The problem |
Without altering anything, output the material below.

start Materials provided

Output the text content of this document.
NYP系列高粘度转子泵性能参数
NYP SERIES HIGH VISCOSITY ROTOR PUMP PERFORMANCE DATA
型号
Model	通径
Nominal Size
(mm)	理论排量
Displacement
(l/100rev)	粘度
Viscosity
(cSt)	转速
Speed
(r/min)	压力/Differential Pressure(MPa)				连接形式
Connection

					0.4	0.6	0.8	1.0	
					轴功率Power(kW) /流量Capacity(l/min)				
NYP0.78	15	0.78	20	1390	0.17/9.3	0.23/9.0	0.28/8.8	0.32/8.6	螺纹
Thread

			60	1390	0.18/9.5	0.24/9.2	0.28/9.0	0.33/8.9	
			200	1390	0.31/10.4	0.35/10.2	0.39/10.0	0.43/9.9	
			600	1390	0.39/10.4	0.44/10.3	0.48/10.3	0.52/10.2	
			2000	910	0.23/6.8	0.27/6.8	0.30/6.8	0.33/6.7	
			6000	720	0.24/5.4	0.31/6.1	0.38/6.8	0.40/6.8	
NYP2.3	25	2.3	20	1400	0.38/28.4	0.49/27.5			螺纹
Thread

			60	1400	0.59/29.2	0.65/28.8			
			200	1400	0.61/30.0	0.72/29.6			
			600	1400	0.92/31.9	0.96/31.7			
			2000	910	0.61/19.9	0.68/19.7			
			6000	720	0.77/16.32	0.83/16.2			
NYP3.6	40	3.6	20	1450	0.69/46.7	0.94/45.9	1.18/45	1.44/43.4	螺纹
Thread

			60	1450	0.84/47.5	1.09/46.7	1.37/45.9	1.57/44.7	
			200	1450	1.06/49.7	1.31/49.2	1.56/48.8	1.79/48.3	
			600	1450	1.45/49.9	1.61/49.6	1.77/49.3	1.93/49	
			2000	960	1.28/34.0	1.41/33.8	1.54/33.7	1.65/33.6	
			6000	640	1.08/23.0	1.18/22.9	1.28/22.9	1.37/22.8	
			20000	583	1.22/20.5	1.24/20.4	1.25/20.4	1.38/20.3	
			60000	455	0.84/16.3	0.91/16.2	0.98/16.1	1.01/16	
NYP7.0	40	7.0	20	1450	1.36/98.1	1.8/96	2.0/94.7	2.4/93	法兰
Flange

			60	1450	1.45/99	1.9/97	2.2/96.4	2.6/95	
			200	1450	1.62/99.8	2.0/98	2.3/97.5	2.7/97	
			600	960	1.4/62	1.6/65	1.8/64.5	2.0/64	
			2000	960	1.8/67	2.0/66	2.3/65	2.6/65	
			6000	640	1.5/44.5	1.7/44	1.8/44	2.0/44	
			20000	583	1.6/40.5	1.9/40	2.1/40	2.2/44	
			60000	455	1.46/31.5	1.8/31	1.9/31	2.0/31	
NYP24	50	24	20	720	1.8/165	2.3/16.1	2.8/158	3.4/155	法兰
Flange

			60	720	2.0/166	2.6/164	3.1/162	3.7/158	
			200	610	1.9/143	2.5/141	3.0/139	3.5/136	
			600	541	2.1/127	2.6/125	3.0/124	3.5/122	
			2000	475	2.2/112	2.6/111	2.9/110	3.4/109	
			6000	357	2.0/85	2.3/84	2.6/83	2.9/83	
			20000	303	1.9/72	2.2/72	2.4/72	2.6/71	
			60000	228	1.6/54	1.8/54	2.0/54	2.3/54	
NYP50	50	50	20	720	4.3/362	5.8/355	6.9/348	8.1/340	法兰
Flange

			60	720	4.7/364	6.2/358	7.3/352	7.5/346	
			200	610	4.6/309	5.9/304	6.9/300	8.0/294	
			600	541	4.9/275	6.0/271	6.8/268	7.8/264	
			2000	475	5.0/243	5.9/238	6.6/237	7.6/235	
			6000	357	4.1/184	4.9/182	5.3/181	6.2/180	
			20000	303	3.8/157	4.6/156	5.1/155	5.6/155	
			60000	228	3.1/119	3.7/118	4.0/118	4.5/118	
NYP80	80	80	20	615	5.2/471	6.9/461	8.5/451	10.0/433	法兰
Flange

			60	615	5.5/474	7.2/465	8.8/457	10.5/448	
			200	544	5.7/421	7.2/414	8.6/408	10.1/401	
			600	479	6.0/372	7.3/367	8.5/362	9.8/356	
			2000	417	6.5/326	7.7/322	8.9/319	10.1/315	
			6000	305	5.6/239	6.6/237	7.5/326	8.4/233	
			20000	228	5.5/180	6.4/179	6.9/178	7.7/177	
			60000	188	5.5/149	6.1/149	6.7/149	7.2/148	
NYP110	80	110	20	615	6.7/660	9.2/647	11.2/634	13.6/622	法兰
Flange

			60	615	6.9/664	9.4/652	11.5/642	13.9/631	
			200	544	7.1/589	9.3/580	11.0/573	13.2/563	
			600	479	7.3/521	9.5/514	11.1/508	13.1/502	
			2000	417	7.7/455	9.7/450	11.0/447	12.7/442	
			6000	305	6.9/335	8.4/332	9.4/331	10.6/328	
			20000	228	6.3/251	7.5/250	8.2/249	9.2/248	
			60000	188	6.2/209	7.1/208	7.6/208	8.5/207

end Materials provided

The completed task |
Output the text content of this document.
NYP系列高粘度转子泵性能参数
NYP SERIES HIGH VISCOSITY ROTOR PUMP PERFORMANCE DATA
型号
Model	通径
Nominal Size
(mm)	理论排量
Displacement
(l/100rev)	粘度
Viscosity
(cSt)	转速
Speed
(r/min)	压力/Differential Pressure(MPa)				连接形式
Connection

					0.4	0.6	0.8	1.0	
					轴功率Power(kW) /流量Capacity(l/min)				
NYP0.78	15	0.78	20	1390	0.17/9.3	0.23/9.0	0.28/8.8	0.32/8.6	螺纹
Thread

			60	1390	0.18/9.5	0.24/9.2	0.28/9.0	0.33/8.9	
			200	1390	0.31/10.4	0.35/10.2	0.39/10.0	0.43/9.9	
			600	1390	0.39/10.4	0.44/10.3	0.48/10.3	0.52/10.2	
			2000	910	0.23/6.8	0.27/6.8	0.30/6.8	0.33/6.7	
			6000	720	0.24/5.4	0.31/6.1	0.38/6.8	0.40/6.8	
NYP2.3	25	2.3	20	1400	0.38/28.4	0.49/27.5			螺纹
Thread

			60	1400	0.59/29.2	0.65/28.8			
			200	1400	0.61/30.0	0.72/29.6			
			600	1400	0.92/31.9	0.96/31.7			
			2000	910	0.61/19.9	0.68/19.7			
			6000	720	0.77/16.32	0.83/16.2			
NYP3.6	40	3.6	20	1450	0.69/46.7	0.94/45.9	1.18/45	1.44/43.4	螺纹
Thread

			60	1450	0.84/47.5	1.09/46.7	1.37/45.9	1.57/44.7	
			200	1450	1.06/49.7	1.31/49.2	1.56/48.8	1.79/48.3	
			600	1450	1.45/49.9	1.61/49.6	1.77/49.3	1.93/49	
			2000	960	1.28/34.0	1.41/33.8	1.54/33.7	1.65/33.6	
			6000	640	1.08/23.0	1.18/22.9	1.28/22.9	1.37/22.8	
			20000	583	1.22/20.5	1.24/20.4	1.25/20.4	1.38/20.3	
			60000	455	0.84/16.3	0.91/16.2	0.98/16.1	1.01/16	
NYP7.0	40	7.0	20	1450	1.36/98.1	1.8/96	2.0/94.7	2.4/93	法兰
Flange

			60	1450	1.45/99	1.9/97	2.2/96.4	2.6/95	
			200	1450	1.62/99.8	2.0/98	2.3/97.5	2.7/97	
			600	960	1.4/62	1.6/65	1.8/64.5	2.0/64	
			2000	960	1.8/67	2.0/66	2.3/65	2.6/65	
			6000	640	1.5/44.5	1.7/44	1.8/44	2.0/44	
			20000	583	1.6/40.5	1.9/40	2.1/40	2.2/44	
			60000	455	1.46/31.5	1.8/31	1.9/31	2.0/31	
NYP24	50	24	20	720	1.8/165	2.3/16.1	2.8/158	3.4/155	法兰
Flange

			60	720	2.0/166	2.6/164	3.1/162	3.7/158	
			200	610	1.9/143	2.5/141	3.0/139	3.5/136	
			600	541	2.1/127	2.6/125	3.0/124	3.5/122	
			2000	475	2.2/112	2.6/111	2.9/110	3.4/109	
			6000	357	2.0/85	2.3/84	2.6/83	2.9/83	
			20000	303	1.9/72	2.2/72	2.4/72	2.6/71	
			60000	228	1.6/54	1.8/54	2.0/54	2.3/54	
NYP50	50	50	20	720	4.3/362	5.8/355	6.9/348	8.1/340	法兰
Flange

			60	720	4.7/364	6.2/358	7.3/352	7.5/346	
			200	610	4.6/309	5.9/304	6.9/300	8.0/294	
			600	541	4.9/275	6.0/271	6.8/268	7.8/264	
			2000	475	5.0/243	5.9/238	6.6/237	7.6/235	
			6000	357	4.1/184	4.9/182	5.3/181	6.2/180	
			20000	303	3.8/157	4.6/156	5.1/155	5.6/155	
			60000	228	3.1/119	3.7/118	4.0/118	4.5/118	
NYP80	80	80	20	615	5.2/471	6.9/461	8.5/451	10.0/433	法兰
Flange

			60	615	5.5/474	7.2/465	8.8/457	10.5/448	
			200	544	5.7/421	7.2/414	8.6/408	10.1/401	
			600	479	6.0/372	7.3/367	8.5/362	9.8/356	
			2000	417	6.5/326	7.7/322	8.9/319	10.1/315	
			6000	305	5.6/239	6.6/237	7.5/326	8.4/233	
			20000	228	5.5/180	6.4/179	6.9/178	7.7/177	
			60000	188	5.5/149	6.1/149	6.7/149	7.2/148	
NYP110	80	110	20	615	6.7/660	9.2/647	11.2/634	13.6/622	法兰
Flange

			60	615	6.9/664	9.4/652	11.5/642	13.9/631	
			200	544	7.1/589	9.3/580	11.0/573	13.2/563	
			600	479	7.3/521	9.5/514	11.1/508	13.1/502	
			2000	417	7.7/455	9.7/450	11.0/447	12.7/442	
			6000	305	6.9/335	8.4/332	9.4/331	10.6/328	
			20000	228	6.3/251	7.5/250	8.2/249	9.2/248	
			60000	188	6.2/209	7.1/208	7.6/208	8.5/207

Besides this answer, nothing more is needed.